** To be done **
Search the data for the word "this". Reproduce every line where it is found.

** Supplied records **

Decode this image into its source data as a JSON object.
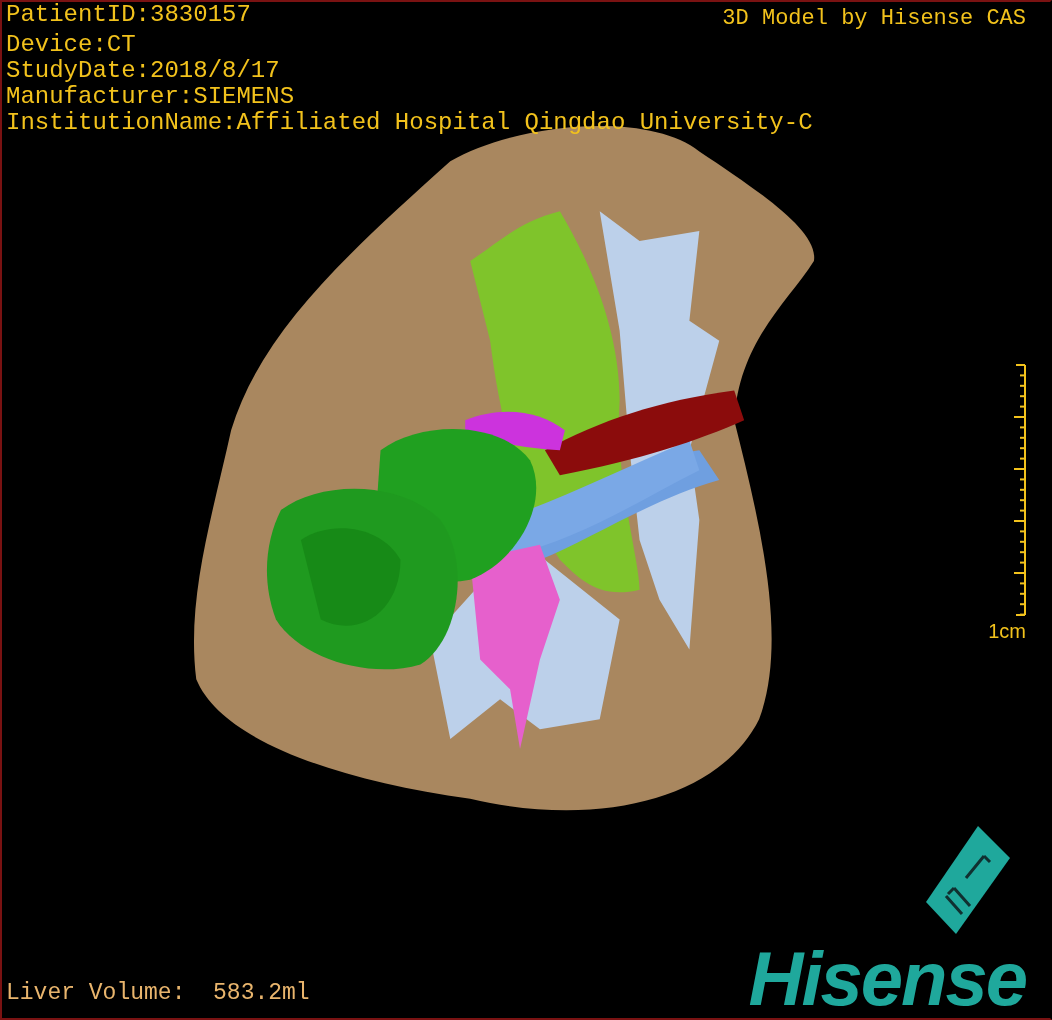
{
  "header": {
    "info_lines": [
      "PatientID:3830157",
      "Device:CT",
      "StudyDate:2018/8/17",
      "Manufacturer:SIEMENS",
      "InstitutionName:Affiliated Hospital Qingdao University-C"
    ],
    "title": "3D Model by Hisense CAS"
  },
  "scale_bar": {
    "label": "1cm"
  },
  "volume": "Liver Volume:  583.2ml",
  "logo": {
    "wordmark": "Hisense"
  }
}
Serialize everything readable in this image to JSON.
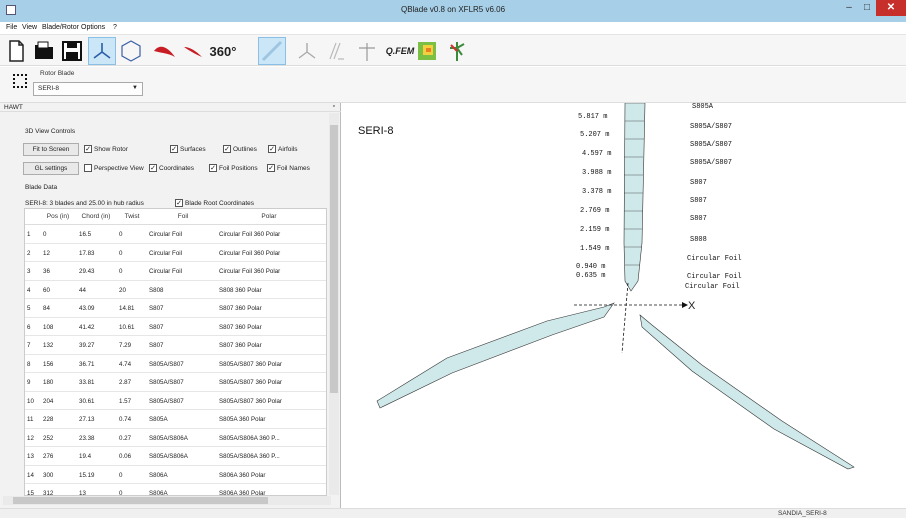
{
  "window": {
    "title": "QBlade v0.8 on XFLR5 v6.06",
    "minimize": "–",
    "maximize": "□",
    "close": "✕"
  },
  "menu": [
    "File",
    "View",
    "Blade/Rotor",
    "Options",
    "?"
  ],
  "toolbar": {
    "icons": [
      "new-file-icon",
      "open-file-icon",
      "save-icon",
      "rotor-icon",
      "circle-icon",
      "blade-icon",
      "blade2-icon",
      "360-text",
      "dock-icon",
      "hawt-icon",
      "vawt-icon",
      "turbine-icon",
      "qfem-text",
      "heatmap-icon",
      "windfield-icon"
    ],
    "label_360": "360°",
    "label_qfem": "Q.FEM"
  },
  "selector": {
    "label": "Rotor Blade",
    "value": "SERI-8"
  },
  "panel": {
    "title": "HAWT",
    "float_icon": "▫",
    "view_controls_title": "3D View Controls",
    "fit_to_screen": "Fit to Screen",
    "gl_settings": "GL settings",
    "checkboxes": {
      "show_rotor": {
        "label": "Show Rotor",
        "checked": true
      },
      "surfaces": {
        "label": "Surfaces",
        "checked": true
      },
      "outlines": {
        "label": "Outlines",
        "checked": true
      },
      "airfoils": {
        "label": "Airfoils",
        "checked": true
      },
      "perspective_view": {
        "label": "Perspective View",
        "checked": false
      },
      "coordinates": {
        "label": "Coordinates",
        "checked": true
      },
      "foil_positions": {
        "label": "Foil Positions",
        "checked": true
      },
      "foil_names": {
        "label": "Foil Names",
        "checked": true
      },
      "blade_root_coordinates": {
        "label": "Blade Root Coordinates",
        "checked": true
      }
    },
    "blade_data_title": "Blade Data",
    "blade_info": "SERI-8: 3 blades and 25.00 in hub radius"
  },
  "table": {
    "headers": [
      "",
      "Pos (in)",
      "Chord (in)",
      "Twist",
      "Foil",
      "Polar"
    ],
    "rows": [
      [
        "1",
        "0",
        "16.5",
        "0",
        "Circular Foil",
        "Circular Foil 360 Polar"
      ],
      [
        "2",
        "12",
        "17.83",
        "0",
        "Circular Foil",
        "Circular Foil 360 Polar"
      ],
      [
        "3",
        "36",
        "29.43",
        "0",
        "Circular Foil",
        "Circular Foil 360 Polar"
      ],
      [
        "4",
        "60",
        "44",
        "20",
        "S808",
        "S808 360 Polar"
      ],
      [
        "5",
        "84",
        "43.09",
        "14.81",
        "S807",
        "S807 360 Polar"
      ],
      [
        "6",
        "108",
        "41.42",
        "10.61",
        "S807",
        "S807 360 Polar"
      ],
      [
        "7",
        "132",
        "39.27",
        "7.29",
        "S807",
        "S807 360 Polar"
      ],
      [
        "8",
        "156",
        "36.71",
        "4.74",
        "S805A/S807",
        "S805A/S807 360 Polar"
      ],
      [
        "9",
        "180",
        "33.81",
        "2.87",
        "S805A/S807",
        "S805A/S807 360 Polar"
      ],
      [
        "10",
        "204",
        "30.61",
        "1.57",
        "S805A/S807",
        "S805A/S807 360 Polar"
      ],
      [
        "11",
        "228",
        "27.13",
        "0.74",
        "S805A",
        "S805A 360 Polar"
      ],
      [
        "12",
        "252",
        "23.38",
        "0.27",
        "S805A/S806A",
        "S805A/S806A 360 P..."
      ],
      [
        "13",
        "276",
        "19.4",
        "0.06",
        "S805A/S806A",
        "S805A/S806A 360 P..."
      ],
      [
        "14",
        "300",
        "15.19",
        "0",
        "S806A",
        "S806A 360 Polar"
      ],
      [
        "15",
        "312",
        "13",
        "0",
        "S806A",
        "S806A 360 Polar"
      ]
    ]
  },
  "view": {
    "blade_name": "SERI-8",
    "positions": [
      "5.817 m",
      "5.207 m",
      "4.597 m",
      "3.988 m",
      "3.378 m",
      "2.769 m",
      "2.159 m",
      "1.549 m",
      "0.940 m",
      "0.635 m"
    ],
    "foils": [
      "S805A",
      "S805A/S807",
      "S805A/S807",
      "S805A/S807",
      "S807",
      "S807",
      "S807",
      "S808",
      "Circular Foil",
      "Circular Foil",
      "Circular Foil"
    ],
    "axis_x": "X"
  },
  "status": {
    "text": "SANDIA_SERI-8"
  },
  "colors": {
    "titlebar": "#a7cfe7",
    "blade_fill": "#cfe8ea",
    "close": "#c7302a"
  }
}
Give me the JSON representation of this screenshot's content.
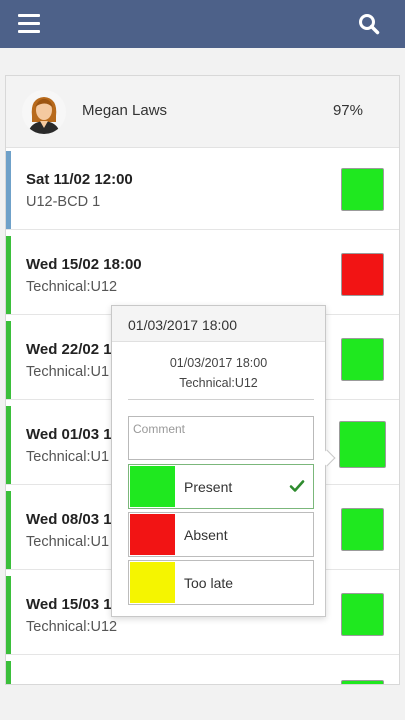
{
  "header": {
    "menu_icon": "hamburger-menu-icon",
    "search_icon": "search-icon",
    "color": "#4d6189"
  },
  "user": {
    "name": "Megan Laws",
    "attendance": "97%"
  },
  "events": [
    {
      "date": "Sat 11/02 12:00",
      "subtitle": "U12-BCD 1",
      "status": "present",
      "status_color": "#1fe81f",
      "bar_color": "#6fa1c9"
    },
    {
      "date": "Wed 15/02 18:00",
      "subtitle": "Technical:U12",
      "status": "absent",
      "status_color": "#f21414",
      "bar_color": "#3bbf3b"
    },
    {
      "date": "Wed 22/02 1",
      "subtitle": "Technical:U1",
      "status": "present",
      "status_color": "#1fe81f",
      "bar_color": "#3bbf3b"
    },
    {
      "date": "Wed 01/03 1",
      "subtitle": "Technical:U1",
      "status": "present",
      "status_color": "#1fe81f",
      "bar_color": "#3bbf3b"
    },
    {
      "date": "Wed 08/03 1",
      "subtitle": "Technical:U1",
      "status": "present",
      "status_color": "#1fe81f",
      "bar_color": "#3bbf3b"
    },
    {
      "date": "Wed 15/03 1",
      "subtitle": "Technical:U12",
      "status": "present",
      "status_color": "#1fe81f",
      "bar_color": "#3bbf3b"
    },
    {
      "date": "",
      "subtitle": "",
      "status": "present",
      "status_color": "#1fe81f",
      "bar_color": "#3bbf3b"
    }
  ],
  "popover": {
    "header": "01/03/2017 18:00",
    "date": "01/03/2017 18:00",
    "place": "Technical:U12",
    "comment_placeholder": "Comment",
    "comment_value": "",
    "options": [
      {
        "label": "Present",
        "color": "#1fe81f",
        "selected": true,
        "icon": "checkmark-icon"
      },
      {
        "label": "Absent",
        "color": "#f21414",
        "selected": false
      },
      {
        "label": "Too late",
        "color": "#f5f500",
        "selected": false
      }
    ]
  }
}
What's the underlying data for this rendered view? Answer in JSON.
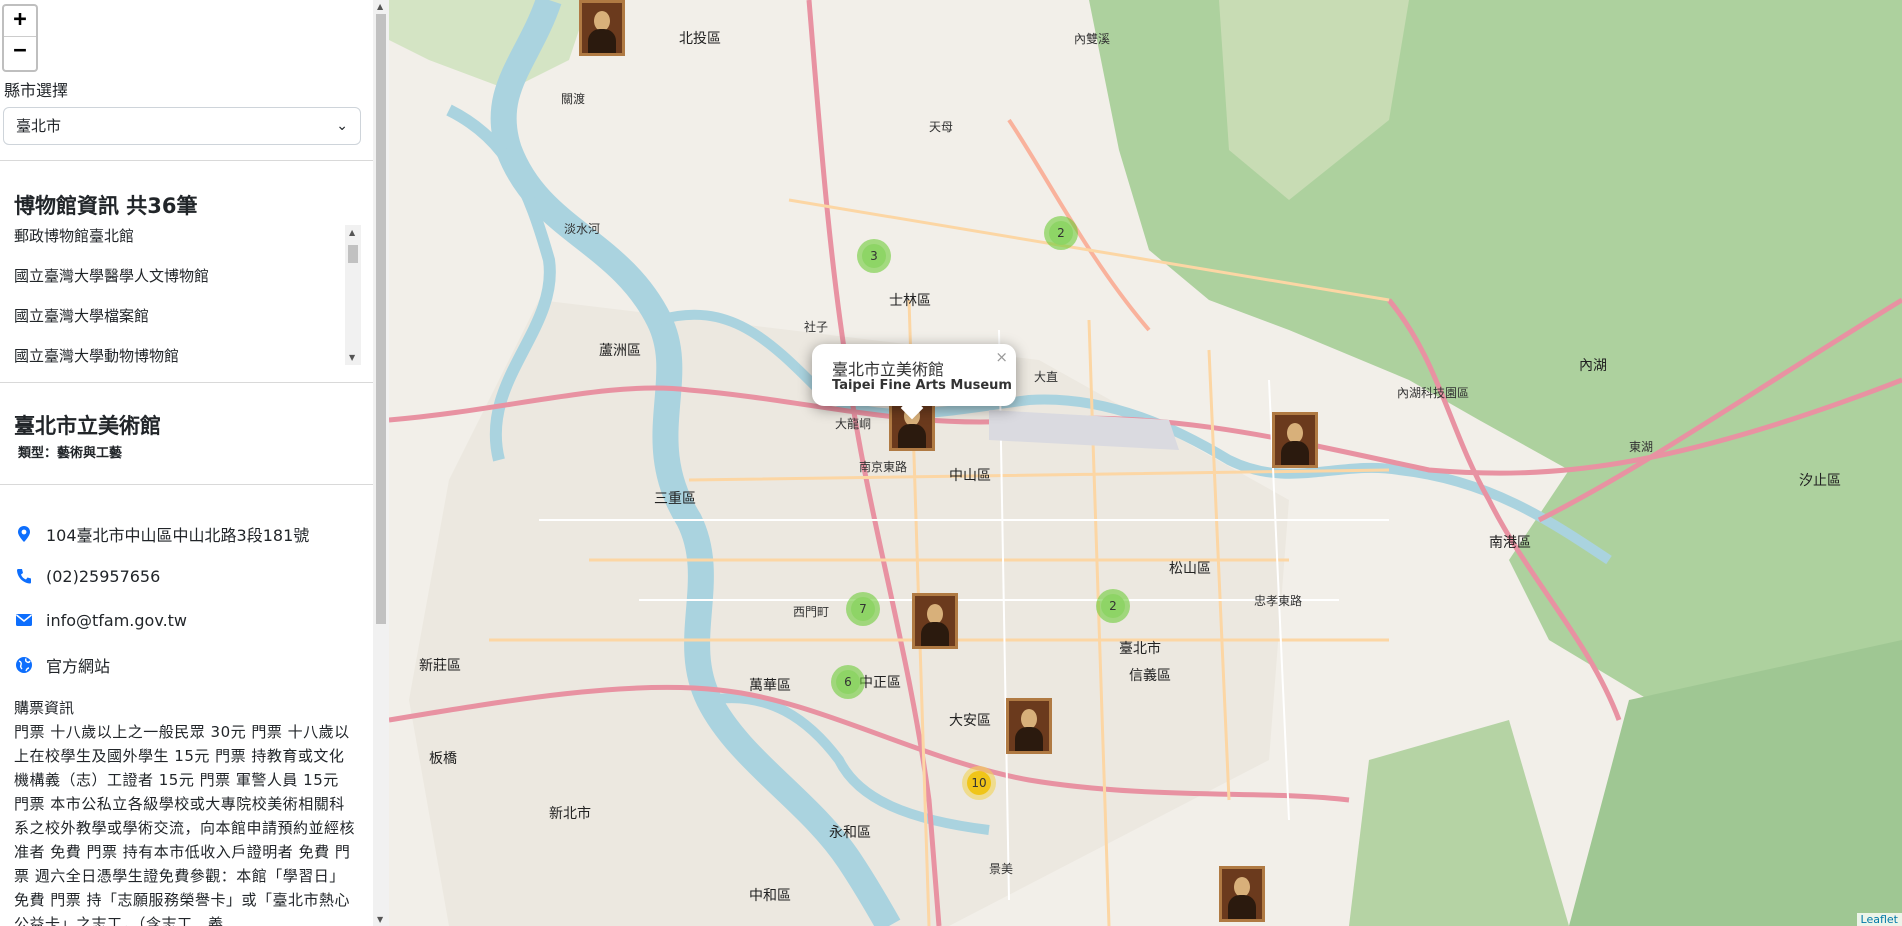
{
  "zoom": {
    "in_label": "+",
    "out_label": "−"
  },
  "county": {
    "label": "縣市選擇",
    "selected": "臺北市"
  },
  "museum_list": {
    "title": "博物館資訊 共36筆",
    "items": [
      "郵政博物館臺北館",
      "國立臺灣大學醫學人文博物館",
      "國立臺灣大學檔案館",
      "國立臺灣大學動物博物館"
    ]
  },
  "detail": {
    "name": "臺北市立美術館",
    "type": "類型：藝術與工藝",
    "address": "104臺北市中山區中山北路3段181號",
    "phone": "(02)25957656",
    "email": "info@tfam.gov.tw",
    "website": "官方網站",
    "ticket_title": "購票資訊",
    "ticket_text": "門票 十八歲以上之一般民眾 30元 門票 十八歲以上在校學生及國外學生 15元 門票 持教育或文化機構義（志）工證者 15元 門票 軍警人員 15元 門票 本市公私立各級學校或大專院校美術相關科系之校外教學或學術交流，向本館申請預約並經核准者 免費 門票 持有本市低收入戶證明者 免費 門票 週六全日憑學生證免費參觀：本館「學習日」 免費 門票 持「志願服務榮譽卡」或「臺北市熱心公益卡」之志工，（含志工、義"
  },
  "popup": {
    "name": "臺北市立美術館",
    "name_en": "Taipei Fine Arts Museum",
    "close": "×"
  },
  "clusters": [
    "3",
    "2",
    "7",
    "2",
    "6",
    "10"
  ],
  "places": [
    "北投區",
    "士林區",
    "內湖",
    "內湖科技園區",
    "大直",
    "大龍峒",
    "中山區",
    "松山區",
    "臺北市",
    "信義區",
    "萬華區",
    "大安區",
    "中正區",
    "三重區",
    "新北市",
    "南港區",
    "汐止區",
    "東湖",
    "永和區",
    "中和區",
    "景美",
    "板橋",
    "蘆洲區",
    "新莊區",
    "淡水河",
    "關渡",
    "天母",
    "內雙溪",
    "社子",
    "西門町",
    "南京東路",
    "忠孝東路"
  ],
  "attribution": "Leaflet",
  "colors": {
    "park": "#add19e",
    "forest": "#c8dcb4",
    "motorway": "#e892a2",
    "river": "#aad3df",
    "cluster_green": "#8cd464",
    "cluster_yellow": "#f0c20c"
  }
}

** Result **
Decode this image into its source data as a JSON object.
Serialize everything readable in this image to JSON.
Give me the JSON representation of this screenshot's content.
What's the underlying data for this rendered view? Answer in JSON.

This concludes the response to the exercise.